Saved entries
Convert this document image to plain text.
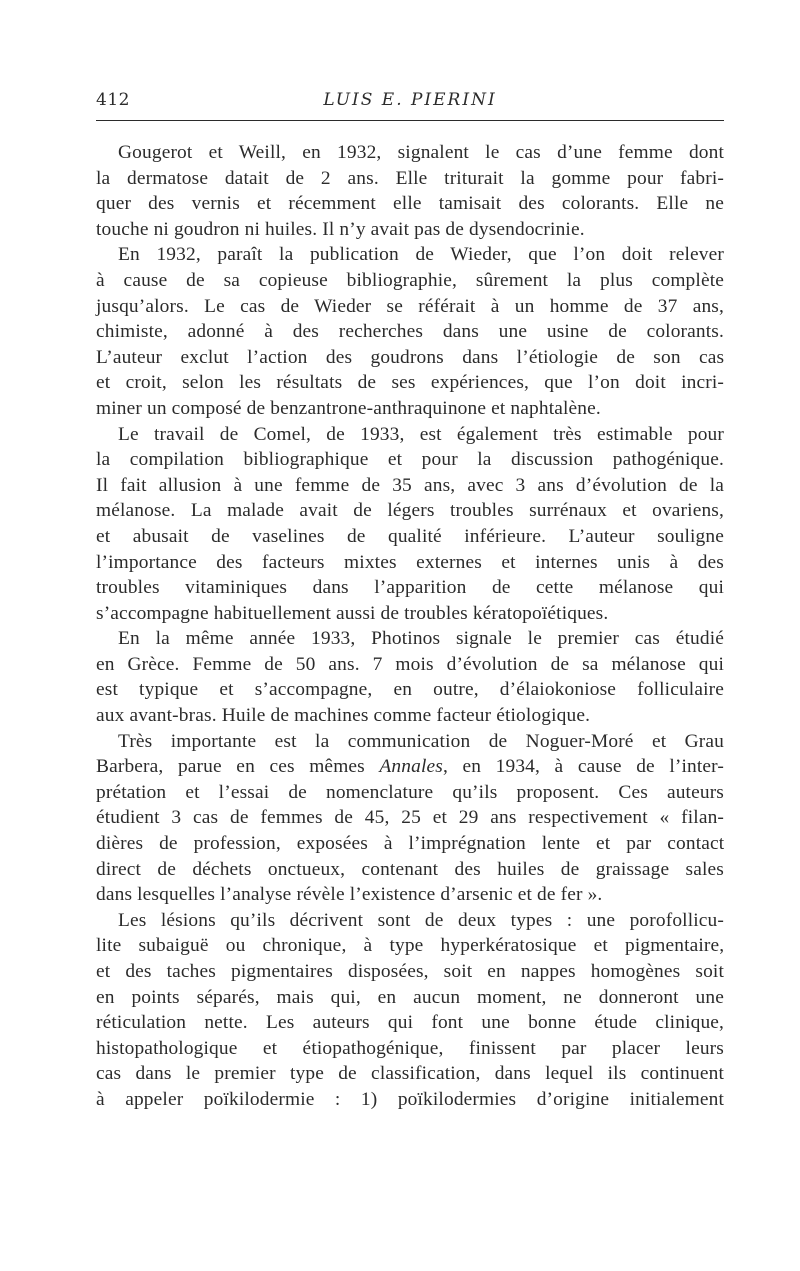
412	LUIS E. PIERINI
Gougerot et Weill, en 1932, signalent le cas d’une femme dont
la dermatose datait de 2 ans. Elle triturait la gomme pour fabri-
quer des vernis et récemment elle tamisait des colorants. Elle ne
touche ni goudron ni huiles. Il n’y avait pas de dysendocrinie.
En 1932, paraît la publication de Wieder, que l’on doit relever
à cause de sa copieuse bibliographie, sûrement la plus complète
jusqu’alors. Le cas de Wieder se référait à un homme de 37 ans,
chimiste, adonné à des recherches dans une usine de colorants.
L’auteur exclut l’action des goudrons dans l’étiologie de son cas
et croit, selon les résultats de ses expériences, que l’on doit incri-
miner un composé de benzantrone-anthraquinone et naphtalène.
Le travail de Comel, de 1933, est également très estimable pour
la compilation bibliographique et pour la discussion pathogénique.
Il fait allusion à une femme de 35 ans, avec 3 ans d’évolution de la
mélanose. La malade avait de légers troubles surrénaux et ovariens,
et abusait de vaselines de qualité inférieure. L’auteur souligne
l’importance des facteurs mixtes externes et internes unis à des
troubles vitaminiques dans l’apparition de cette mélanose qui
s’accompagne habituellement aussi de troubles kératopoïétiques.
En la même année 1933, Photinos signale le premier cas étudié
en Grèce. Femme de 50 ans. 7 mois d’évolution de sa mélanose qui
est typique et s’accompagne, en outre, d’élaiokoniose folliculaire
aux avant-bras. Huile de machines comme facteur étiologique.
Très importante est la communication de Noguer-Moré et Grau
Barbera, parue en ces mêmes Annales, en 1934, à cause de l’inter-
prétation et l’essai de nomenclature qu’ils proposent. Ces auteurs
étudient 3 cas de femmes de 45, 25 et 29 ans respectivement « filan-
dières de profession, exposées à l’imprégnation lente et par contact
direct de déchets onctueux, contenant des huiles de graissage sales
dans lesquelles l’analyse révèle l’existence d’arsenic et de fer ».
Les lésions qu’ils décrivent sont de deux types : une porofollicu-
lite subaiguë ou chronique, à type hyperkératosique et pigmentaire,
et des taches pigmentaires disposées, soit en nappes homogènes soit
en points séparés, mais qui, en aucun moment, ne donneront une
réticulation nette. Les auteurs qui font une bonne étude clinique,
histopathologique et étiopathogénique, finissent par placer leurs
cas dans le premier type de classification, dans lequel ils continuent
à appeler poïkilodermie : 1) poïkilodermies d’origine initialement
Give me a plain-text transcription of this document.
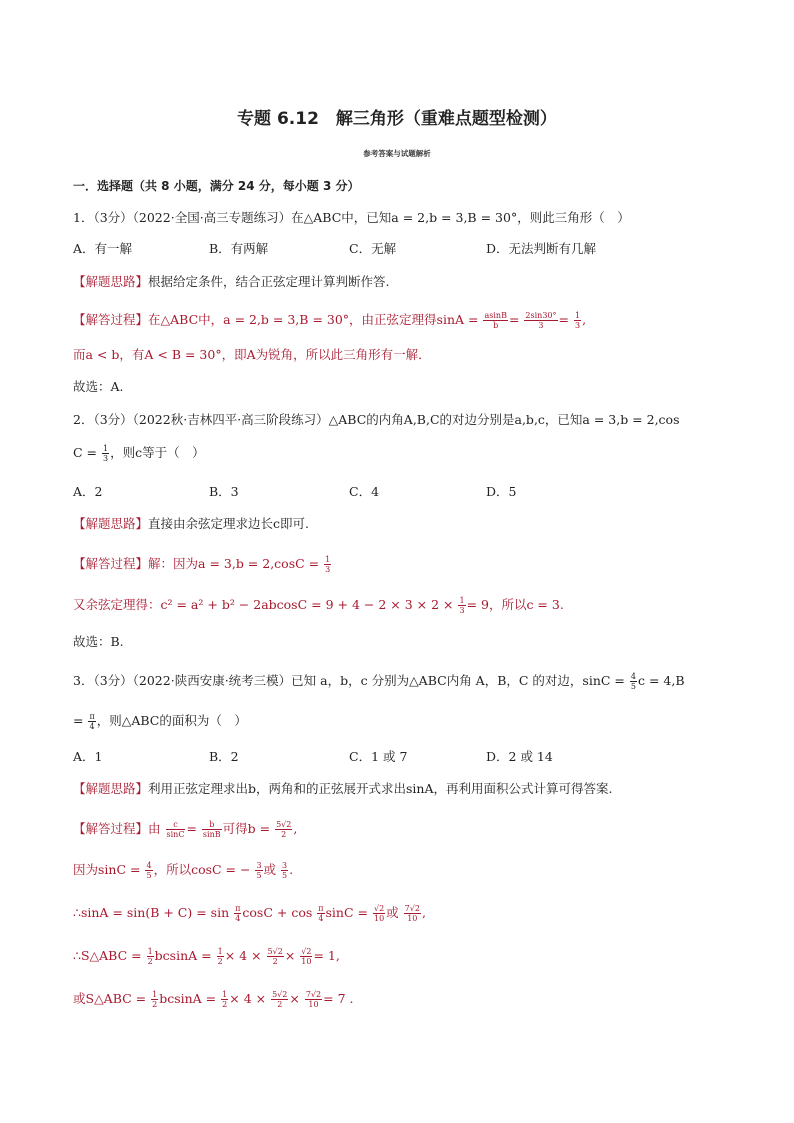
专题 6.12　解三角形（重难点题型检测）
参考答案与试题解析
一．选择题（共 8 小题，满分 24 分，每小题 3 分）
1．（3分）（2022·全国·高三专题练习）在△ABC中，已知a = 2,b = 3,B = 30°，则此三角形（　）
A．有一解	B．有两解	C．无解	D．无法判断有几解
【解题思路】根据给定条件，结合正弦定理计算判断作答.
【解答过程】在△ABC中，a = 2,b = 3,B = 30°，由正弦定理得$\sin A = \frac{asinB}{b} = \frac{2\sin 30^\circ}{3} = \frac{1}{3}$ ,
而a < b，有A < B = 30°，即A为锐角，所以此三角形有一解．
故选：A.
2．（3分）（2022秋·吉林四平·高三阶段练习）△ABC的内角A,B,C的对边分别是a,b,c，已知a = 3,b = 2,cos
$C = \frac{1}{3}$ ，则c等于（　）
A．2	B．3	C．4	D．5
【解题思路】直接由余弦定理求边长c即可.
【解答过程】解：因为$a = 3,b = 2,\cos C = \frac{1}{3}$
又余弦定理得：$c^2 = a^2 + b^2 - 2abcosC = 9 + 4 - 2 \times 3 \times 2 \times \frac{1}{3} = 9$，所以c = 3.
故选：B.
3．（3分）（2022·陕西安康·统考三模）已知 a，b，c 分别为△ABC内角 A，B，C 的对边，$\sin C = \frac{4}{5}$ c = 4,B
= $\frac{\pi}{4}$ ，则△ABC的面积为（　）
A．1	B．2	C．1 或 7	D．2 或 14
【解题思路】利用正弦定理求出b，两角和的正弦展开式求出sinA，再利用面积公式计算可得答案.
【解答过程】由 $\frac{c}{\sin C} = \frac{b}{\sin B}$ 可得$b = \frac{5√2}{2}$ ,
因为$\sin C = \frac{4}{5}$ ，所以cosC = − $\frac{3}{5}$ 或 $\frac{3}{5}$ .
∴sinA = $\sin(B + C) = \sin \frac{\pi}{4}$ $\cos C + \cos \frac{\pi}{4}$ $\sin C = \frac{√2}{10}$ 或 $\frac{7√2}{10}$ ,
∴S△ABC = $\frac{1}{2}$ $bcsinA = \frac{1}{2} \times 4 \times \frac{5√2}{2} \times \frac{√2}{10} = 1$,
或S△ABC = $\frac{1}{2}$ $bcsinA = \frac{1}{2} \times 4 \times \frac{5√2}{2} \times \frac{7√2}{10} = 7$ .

Task brief: Make a list of all lines in the data that contain "ABC中".

Response:
1．（3分）（2022·全国·高三专题练习）在△ABC中，已知a = 2,b = 3,B = 30°，则此三角形（　）
【解答过程】在△ABC中，a = 2,b = 3,B = 30°，由正弦定理得$\sin A = \frac{asinB}{b} = \frac{2\sin 30^\circ}{3} = \frac{1}{3}$ ,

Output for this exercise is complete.